Exercise requirements
Return each line holding the string "وفاة".
══ Material for this task
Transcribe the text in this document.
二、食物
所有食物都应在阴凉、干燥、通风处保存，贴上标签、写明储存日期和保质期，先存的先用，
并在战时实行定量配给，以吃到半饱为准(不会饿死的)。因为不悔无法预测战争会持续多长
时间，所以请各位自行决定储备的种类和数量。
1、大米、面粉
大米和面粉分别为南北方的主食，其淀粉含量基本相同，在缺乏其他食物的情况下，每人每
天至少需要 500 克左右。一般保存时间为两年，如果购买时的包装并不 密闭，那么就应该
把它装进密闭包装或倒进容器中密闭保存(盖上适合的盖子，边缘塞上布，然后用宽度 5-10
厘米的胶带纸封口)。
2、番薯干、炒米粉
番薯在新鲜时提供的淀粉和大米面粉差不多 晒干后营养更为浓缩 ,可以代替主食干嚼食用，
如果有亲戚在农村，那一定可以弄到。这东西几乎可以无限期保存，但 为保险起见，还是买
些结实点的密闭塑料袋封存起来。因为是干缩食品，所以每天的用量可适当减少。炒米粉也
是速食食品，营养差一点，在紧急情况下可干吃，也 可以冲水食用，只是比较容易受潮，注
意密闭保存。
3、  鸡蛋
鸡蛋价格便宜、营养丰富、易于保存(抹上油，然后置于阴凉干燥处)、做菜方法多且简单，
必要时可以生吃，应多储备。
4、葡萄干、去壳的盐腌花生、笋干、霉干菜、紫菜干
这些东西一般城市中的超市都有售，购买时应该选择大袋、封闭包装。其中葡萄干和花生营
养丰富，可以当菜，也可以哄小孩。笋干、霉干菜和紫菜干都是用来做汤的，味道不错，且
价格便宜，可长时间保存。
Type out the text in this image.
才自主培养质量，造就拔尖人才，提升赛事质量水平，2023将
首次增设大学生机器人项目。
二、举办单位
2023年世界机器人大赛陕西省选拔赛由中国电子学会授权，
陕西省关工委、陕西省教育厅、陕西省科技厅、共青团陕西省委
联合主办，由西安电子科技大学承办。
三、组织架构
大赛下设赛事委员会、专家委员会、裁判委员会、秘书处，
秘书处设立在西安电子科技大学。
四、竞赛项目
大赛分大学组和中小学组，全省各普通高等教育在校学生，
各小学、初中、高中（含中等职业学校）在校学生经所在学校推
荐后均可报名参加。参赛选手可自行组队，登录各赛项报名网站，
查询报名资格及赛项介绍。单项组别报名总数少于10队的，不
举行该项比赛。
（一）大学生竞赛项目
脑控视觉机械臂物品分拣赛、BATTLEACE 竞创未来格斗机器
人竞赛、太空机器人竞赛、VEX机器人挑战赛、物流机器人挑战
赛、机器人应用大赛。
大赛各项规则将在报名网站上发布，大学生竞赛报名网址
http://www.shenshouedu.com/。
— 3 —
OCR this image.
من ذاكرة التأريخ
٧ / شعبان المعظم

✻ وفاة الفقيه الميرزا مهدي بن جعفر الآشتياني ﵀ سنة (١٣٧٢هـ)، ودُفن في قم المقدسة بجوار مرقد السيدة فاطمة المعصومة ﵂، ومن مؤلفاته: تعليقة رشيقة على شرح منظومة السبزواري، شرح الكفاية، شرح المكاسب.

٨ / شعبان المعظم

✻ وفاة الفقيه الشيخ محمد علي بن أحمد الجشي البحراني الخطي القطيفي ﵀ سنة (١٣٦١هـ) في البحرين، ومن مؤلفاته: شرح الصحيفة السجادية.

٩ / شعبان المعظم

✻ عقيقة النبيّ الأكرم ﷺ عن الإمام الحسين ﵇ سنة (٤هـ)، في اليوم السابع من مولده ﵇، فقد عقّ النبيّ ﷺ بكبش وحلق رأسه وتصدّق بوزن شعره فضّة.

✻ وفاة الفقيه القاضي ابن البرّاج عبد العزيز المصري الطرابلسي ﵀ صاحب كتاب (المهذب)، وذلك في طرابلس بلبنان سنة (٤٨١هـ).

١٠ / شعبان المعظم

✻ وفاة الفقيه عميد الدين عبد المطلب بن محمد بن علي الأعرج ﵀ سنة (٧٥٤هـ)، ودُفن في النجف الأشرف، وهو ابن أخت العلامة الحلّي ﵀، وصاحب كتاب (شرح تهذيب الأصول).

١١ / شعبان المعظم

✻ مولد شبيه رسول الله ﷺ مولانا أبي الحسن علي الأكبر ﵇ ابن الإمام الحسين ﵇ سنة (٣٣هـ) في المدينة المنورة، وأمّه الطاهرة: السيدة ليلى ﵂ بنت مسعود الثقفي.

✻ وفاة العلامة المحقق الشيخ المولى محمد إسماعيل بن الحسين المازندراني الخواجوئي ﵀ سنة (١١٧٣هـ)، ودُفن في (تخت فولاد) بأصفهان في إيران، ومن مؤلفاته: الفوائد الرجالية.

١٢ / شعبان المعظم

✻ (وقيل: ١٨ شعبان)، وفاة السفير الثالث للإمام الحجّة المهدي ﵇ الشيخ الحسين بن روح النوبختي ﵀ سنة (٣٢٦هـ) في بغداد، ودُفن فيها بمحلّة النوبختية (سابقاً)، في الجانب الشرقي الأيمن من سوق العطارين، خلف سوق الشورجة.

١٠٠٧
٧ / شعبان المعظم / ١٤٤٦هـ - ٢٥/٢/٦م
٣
════
Task solution
✻ وفاة الفقيه الميرزا مهدي بن جعفر الآشتياني ﵀ سنة (١٣٧٢هـ)، ودُفن في قم المقدسة بجوار مرقد السيدة فاطمة المعصومة ﵂، ومن مؤلفاته: تعليقة رشيقة على شرح منظومة السبزواري، شرح الكفاية، شرح المكاسب.
✻ وفاة الفقيه الشيخ محمد علي بن أحمد الجشي البحراني الخطي القطيفي ﵀ سنة (١٣٦١هـ) في البحرين، ومن مؤلفاته: شرح الصحيفة السجادية.
✻ وفاة الفقيه القاضي ابن البرّاج عبد العزيز المصري الطرابلسي ﵀ صاحب كتاب (المهذب)، وذلك في طرابلس بلبنان سنة (٤٨١هـ).
✻ وفاة الفقيه عميد الدين عبد المطلب بن محمد بن علي الأعرج ﵀ سنة (٧٥٤هـ)، ودُفن في النجف الأشرف، وهو ابن أخت العلامة الحلّي ﵀، وصاحب كتاب (شرح تهذيب الأصول).
✻ وفاة العلامة المحقق الشيخ المولى محمد إسماعيل بن الحسين المازندراني الخواجوئي ﵀ سنة (١١٧٣هـ)، ودُفن في (تخت فولاد) بأصفهان في إيران، ومن مؤلفاته: الفوائد الرجالية.
✻ (وقيل: ١٨ شعبان)، وفاة السفير الثالث للإمام الحجّة المهدي ﵇ الشيخ الحسين بن روح النوبختي ﵀ سنة (٣٢٦هـ) في بغداد، ودُفن فيها بمحلّة النوبختية (سابقاً)، في الجانب الشرقي الأيمن من سوق العطارين، خلف سوق الشورجة.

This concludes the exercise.